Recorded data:
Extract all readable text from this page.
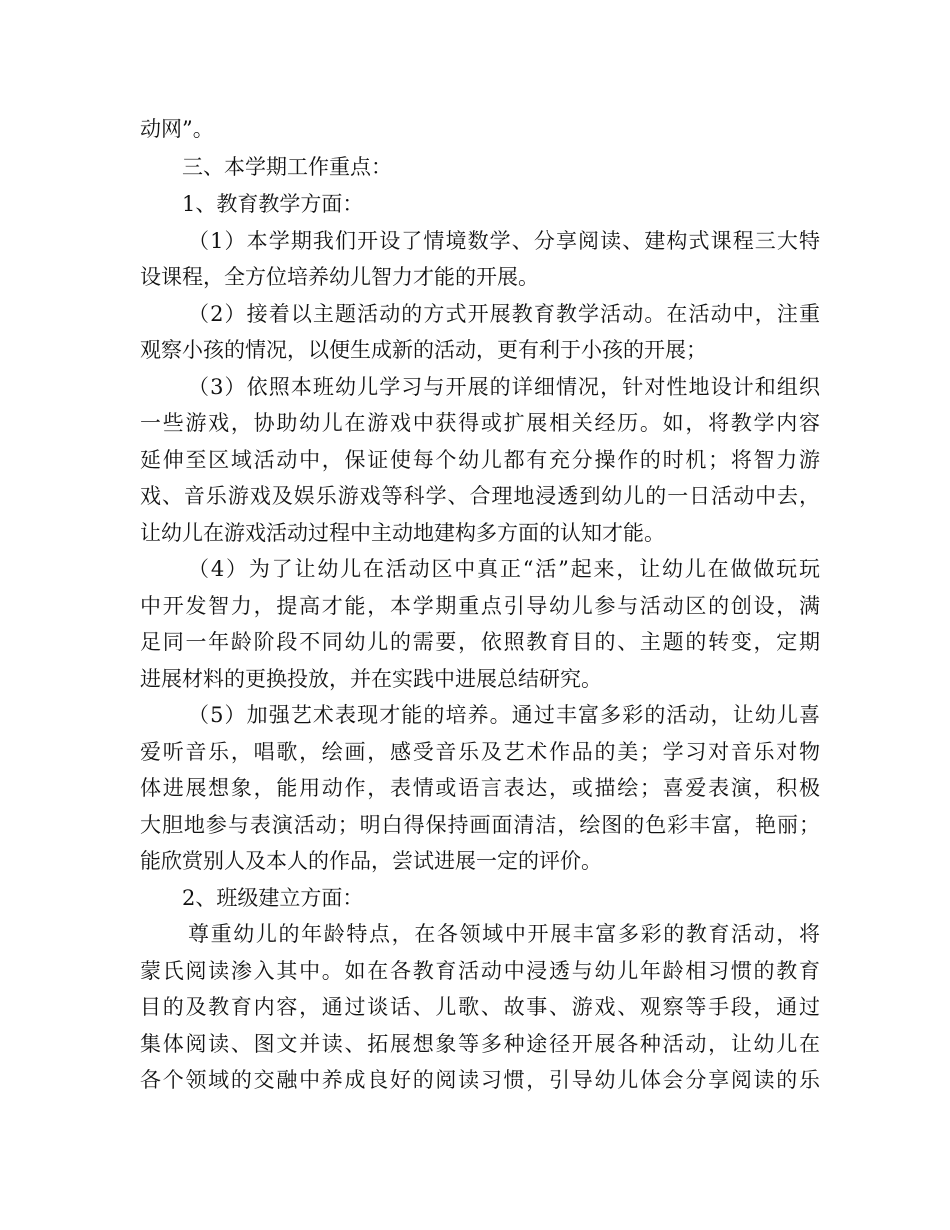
动网”。
三、本学期工作重点：
1、教育教学方面：
（1）本学期我们开设了情境数学、分享阅读、建构式课程三大特
设课程，全方位培养幼儿智力才能的开展。
（2）接着以主题活动的方式开展教育教学活动。在活动中，注重
观察小孩的情况，以便生成新的活动，更有利于小孩的开展；
（3）依照本班幼儿学习与开展的详细情况，针对性地设计和组织
一些游戏，协助幼儿在游戏中获得或扩展相关经历。如，将教学内容
延伸至区域活动中，保证使每个幼儿都有充分操作的时机；将智力游
戏、音乐游戏及娱乐游戏等科学、合理地浸透到幼儿的一日活动中去，
让幼儿在游戏活动过程中主动地建构多方面的认知才能。
（4）为了让幼儿在活动区中真正“活”起来，让幼儿在做做玩玩
中开发智力，提高才能，本学期重点引导幼儿参与活动区的创设，满
足同一年龄阶段不同幼儿的需要，依照教育目的、主题的转变，定期
进展材料的更换投放，并在实践中进展总结研究。
（5）加强艺术表现才能的培养。通过丰富多彩的活动，让幼儿喜
爱听音乐，唱歌，绘画，感受音乐及艺术作品的美；学习对音乐对物
体进展想象，能用动作，表情或语言表达，或描绘；喜爱表演，积极
大胆地参与表演活动；明白得保持画面清洁，绘图的色彩丰富，艳丽；
能欣赏别人及本人的作品，尝试进展一定的评价。
2、班级建立方面：
尊重幼儿的年龄特点，在各领域中开展丰富多彩的教育活动，将
蒙氏阅读渗入其中。如在各教育活动中浸透与幼儿年龄相习惯的教育
目的及教育内容，通过谈话、儿歌、故事、游戏、观察等手段，通过
集体阅读、图文并读、拓展想象等多种途径开展各种活动，让幼儿在
各个领域的交融中养成良好的阅读习惯，引导幼儿体会分享阅读的乐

**Exercise aim:** Using the records above, output their complete text exactly, minus any images.

**Answer to the task:**
Extract all readable text from this page.
动网”。
三、本学期工作重点：
1、教育教学方面：
（1）本学期我们开设了情境数学、分享阅读、建构式课程三大特
设课程，全方位培养幼儿智力才能的开展。
（2）接着以主题活动的方式开展教育教学活动。在活动中，注重
观察小孩的情况，以便生成新的活动，更有利于小孩的开展；
（3）依照本班幼儿学习与开展的详细情况，针对性地设计和组织
一些游戏，协助幼儿在游戏中获得或扩展相关经历。如，将教学内容
延伸至区域活动中，保证使每个幼儿都有充分操作的时机；将智力游
戏、音乐游戏及娱乐游戏等科学、合理地浸透到幼儿的一日活动中去，
让幼儿在游戏活动过程中主动地建构多方面的认知才能。
（4）为了让幼儿在活动区中真正“活”起来，让幼儿在做做玩玩
中开发智力，提高才能，本学期重点引导幼儿参与活动区的创设，满
足同一年龄阶段不同幼儿的需要，依照教育目的、主题的转变，定期
进展材料的更换投放，并在实践中进展总结研究。
（5）加强艺术表现才能的培养。通过丰富多彩的活动，让幼儿喜
爱听音乐，唱歌，绘画，感受音乐及艺术作品的美；学习对音乐对物
体进展想象，能用动作，表情或语言表达，或描绘；喜爱表演，积极
大胆地参与表演活动；明白得保持画面清洁，绘图的色彩丰富，艳丽；
能欣赏别人及本人的作品，尝试进展一定的评价。
2、班级建立方面：
尊重幼儿的年龄特点，在各领域中开展丰富多彩的教育活动，将
蒙氏阅读渗入其中。如在各教育活动中浸透与幼儿年龄相习惯的教育
目的及教育内容，通过谈话、儿歌、故事、游戏、观察等手段，通过
集体阅读、图文并读、拓展想象等多种途径开展各种活动，让幼儿在
各个领域的交融中养成良好的阅读习惯，引导幼儿体会分享阅读的乐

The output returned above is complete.